Entries =
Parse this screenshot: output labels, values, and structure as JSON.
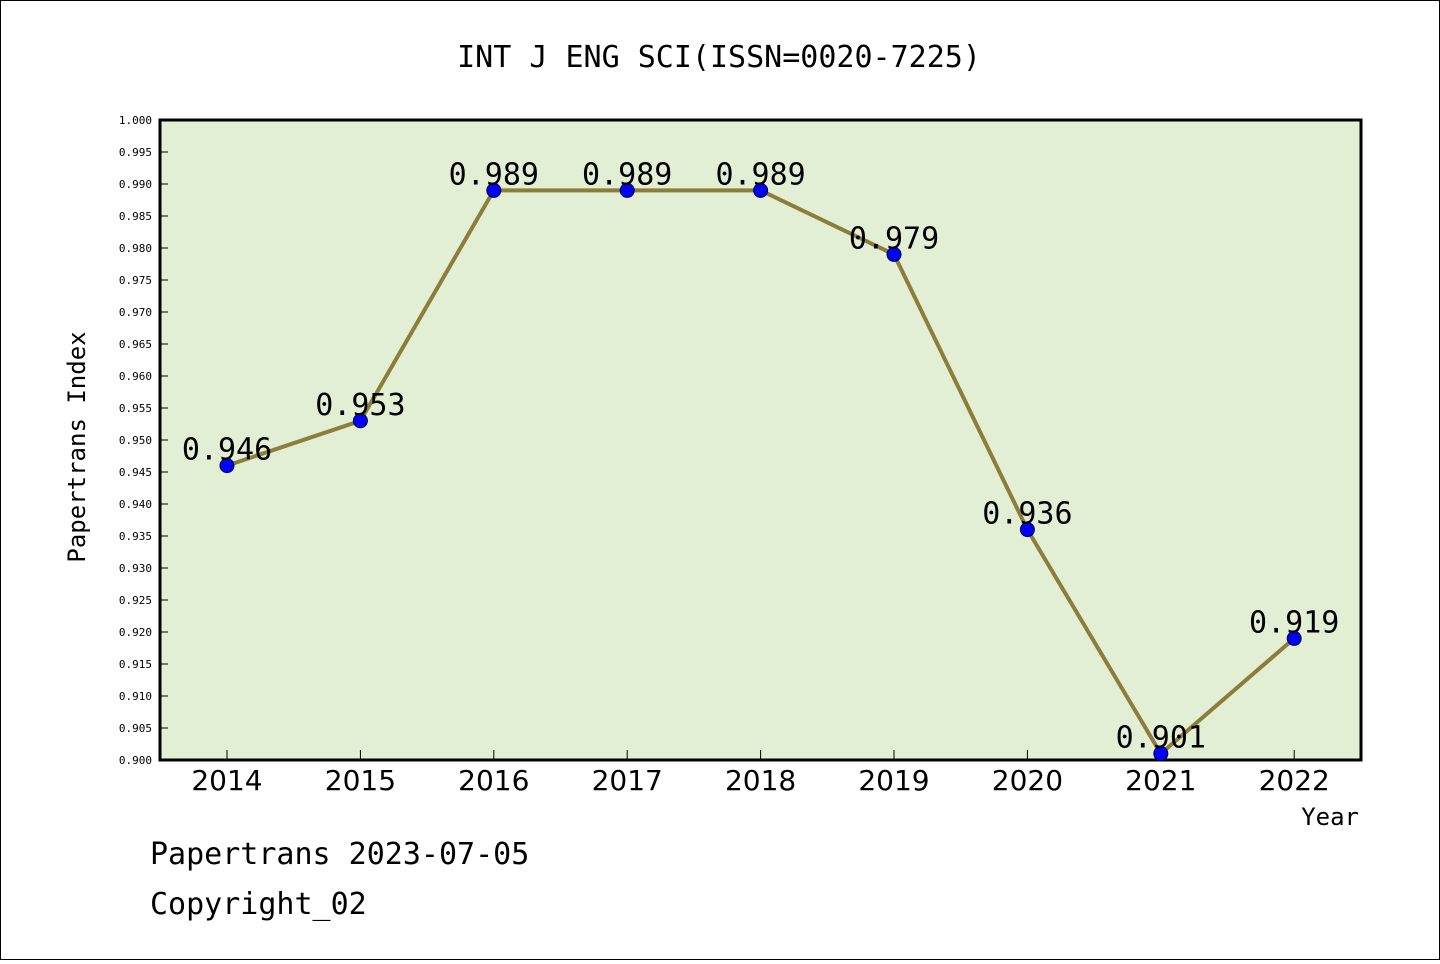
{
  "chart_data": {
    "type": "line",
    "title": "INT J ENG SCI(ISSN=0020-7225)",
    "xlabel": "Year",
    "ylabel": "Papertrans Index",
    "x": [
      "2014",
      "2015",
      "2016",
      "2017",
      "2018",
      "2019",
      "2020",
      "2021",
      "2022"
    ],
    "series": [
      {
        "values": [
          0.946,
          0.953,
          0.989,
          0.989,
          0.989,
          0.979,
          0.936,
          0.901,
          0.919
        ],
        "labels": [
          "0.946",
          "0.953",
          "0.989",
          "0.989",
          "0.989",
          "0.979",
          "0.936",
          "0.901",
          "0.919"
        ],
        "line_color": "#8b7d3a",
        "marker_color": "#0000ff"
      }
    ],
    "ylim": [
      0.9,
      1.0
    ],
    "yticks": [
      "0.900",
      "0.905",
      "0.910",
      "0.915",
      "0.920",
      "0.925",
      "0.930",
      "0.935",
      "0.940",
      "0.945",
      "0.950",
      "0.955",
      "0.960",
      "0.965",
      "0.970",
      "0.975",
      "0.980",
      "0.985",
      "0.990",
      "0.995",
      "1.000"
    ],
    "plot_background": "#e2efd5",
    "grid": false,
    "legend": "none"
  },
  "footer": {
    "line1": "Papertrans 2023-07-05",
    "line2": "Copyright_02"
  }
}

Task requirements = Select every line of the material above holding the word "Papertrans" and copy it.

Final result =
    "ylabel": "Papertrans Index",
    "line1": "Papertrans 2023-07-05",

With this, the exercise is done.